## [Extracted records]
-- START --

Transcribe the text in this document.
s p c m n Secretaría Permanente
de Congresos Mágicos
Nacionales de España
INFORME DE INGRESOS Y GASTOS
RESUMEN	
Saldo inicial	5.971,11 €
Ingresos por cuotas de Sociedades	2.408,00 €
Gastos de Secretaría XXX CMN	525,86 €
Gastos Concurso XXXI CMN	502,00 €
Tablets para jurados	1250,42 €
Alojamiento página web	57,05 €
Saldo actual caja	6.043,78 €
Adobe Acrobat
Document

-- END --

## [What the exercise asks]
Write out every line from the records above, word for word.

## [Result of this task]
Transcribe the text in this document.
s p c m n Secretaría Permanente
de Congresos Mágicos
Nacionales de España
INFORME DE INGRESOS Y GASTOS
RESUMEN	
Saldo inicial	5.971,11 €
Ingresos por cuotas de Sociedades	2.408,00 €
Gastos de Secretaría XXX CMN	525,86 €
Gastos Concurso XXXI CMN	502,00 €
Tablets para jurados	1250,42 €
Alojamiento página web	57,05 €
Saldo actual caja	6.043,78 €
Adobe Acrobat
Document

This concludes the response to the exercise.